## begin Excerpted data

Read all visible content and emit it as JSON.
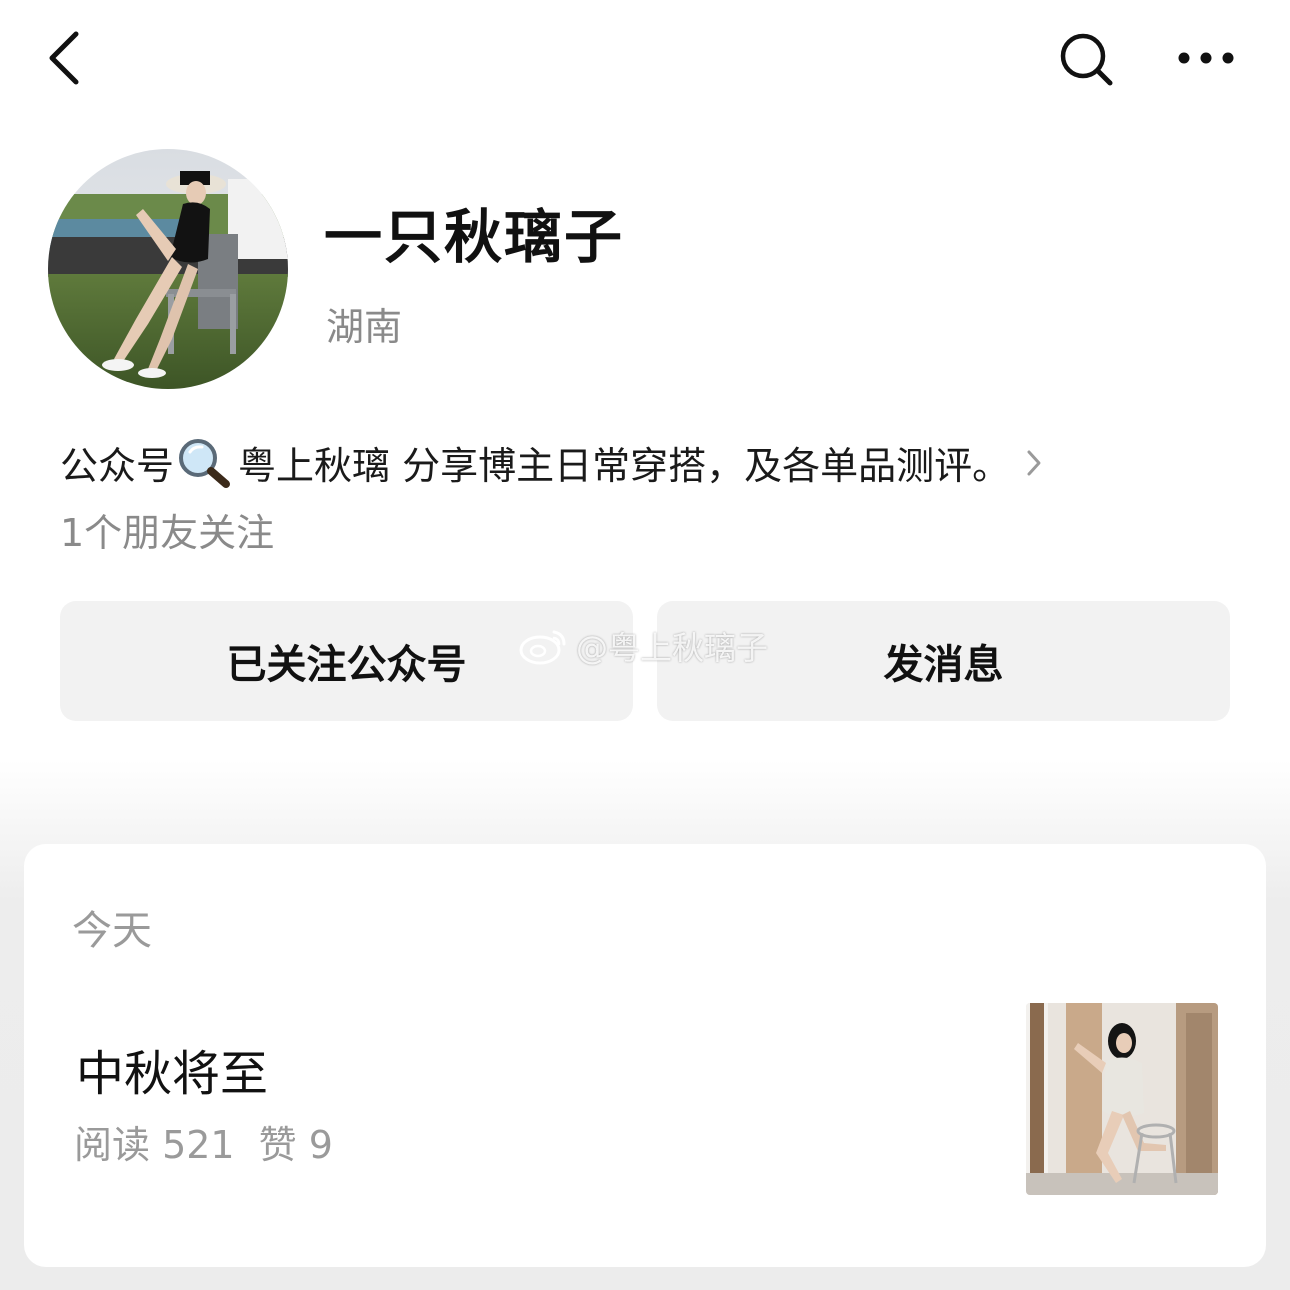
{
  "top_bar": {
    "back_icon": "chevron-left-icon",
    "search_icon": "search-icon",
    "more_icon": "more-dots-icon"
  },
  "profile": {
    "name": "一只秋璃子",
    "region": "湖南",
    "intro_prefix": "公众号",
    "intro_icon": "magnifier-emoji",
    "intro_text": "粤上秋璃 分享博主日常穿搭，及各单品测评。",
    "friends_following": "1个朋友关注"
  },
  "actions": {
    "follow_label": "已关注公众号",
    "message_label": "发消息"
  },
  "watermark": {
    "text": "@粤上秋璃子"
  },
  "articles_section": {
    "date_label": "今天",
    "items": [
      {
        "title": "中秋将至",
        "reads": "阅读 521",
        "likes": "赞 9"
      }
    ]
  },
  "colors": {
    "button_bg": "#f2f2f2",
    "secondary_text": "#8a8a8a",
    "card_bg": "#ffffff",
    "page_bottom_bg": "#ececec"
  }
}
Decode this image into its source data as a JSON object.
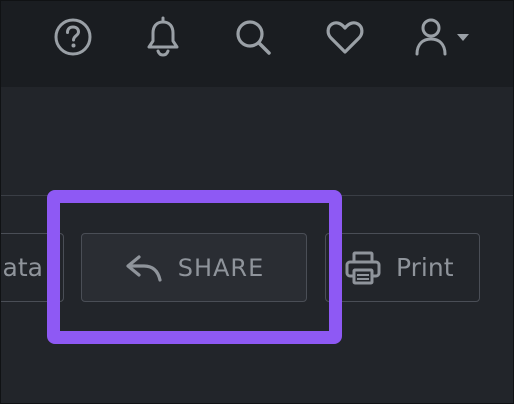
{
  "header": {
    "icons": [
      {
        "name": "help-icon"
      },
      {
        "name": "bell-icon"
      },
      {
        "name": "search-icon"
      },
      {
        "name": "heart-icon"
      },
      {
        "name": "user-icon"
      }
    ]
  },
  "actions": {
    "data_label": "ata",
    "share_label": "SHARE",
    "print_label": "Print"
  },
  "colors": {
    "background": "#22252a",
    "topbar": "#1a1d21",
    "icon": "#9aa0a6",
    "highlight": "#8e59f4"
  }
}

## end Excerpted data

Task statement »
Everything from the line containing "Decode this image" to the last line of the listing above must be reproduced exactly, with no pictures included.

Solution to the problem »
Decode this image into its source data as a JSON object.
{
  "header": {
    "icons": [
      {
        "name": "help-icon"
      },
      {
        "name": "bell-icon"
      },
      {
        "name": "search-icon"
      },
      {
        "name": "heart-icon"
      },
      {
        "name": "user-icon"
      }
    ]
  },
  "actions": {
    "data_label": "ata",
    "share_label": "SHARE",
    "print_label": "Print"
  },
  "colors": {
    "background": "#22252a",
    "topbar": "#1a1d21",
    "icon": "#9aa0a6",
    "highlight": "#8e59f4"
  }
}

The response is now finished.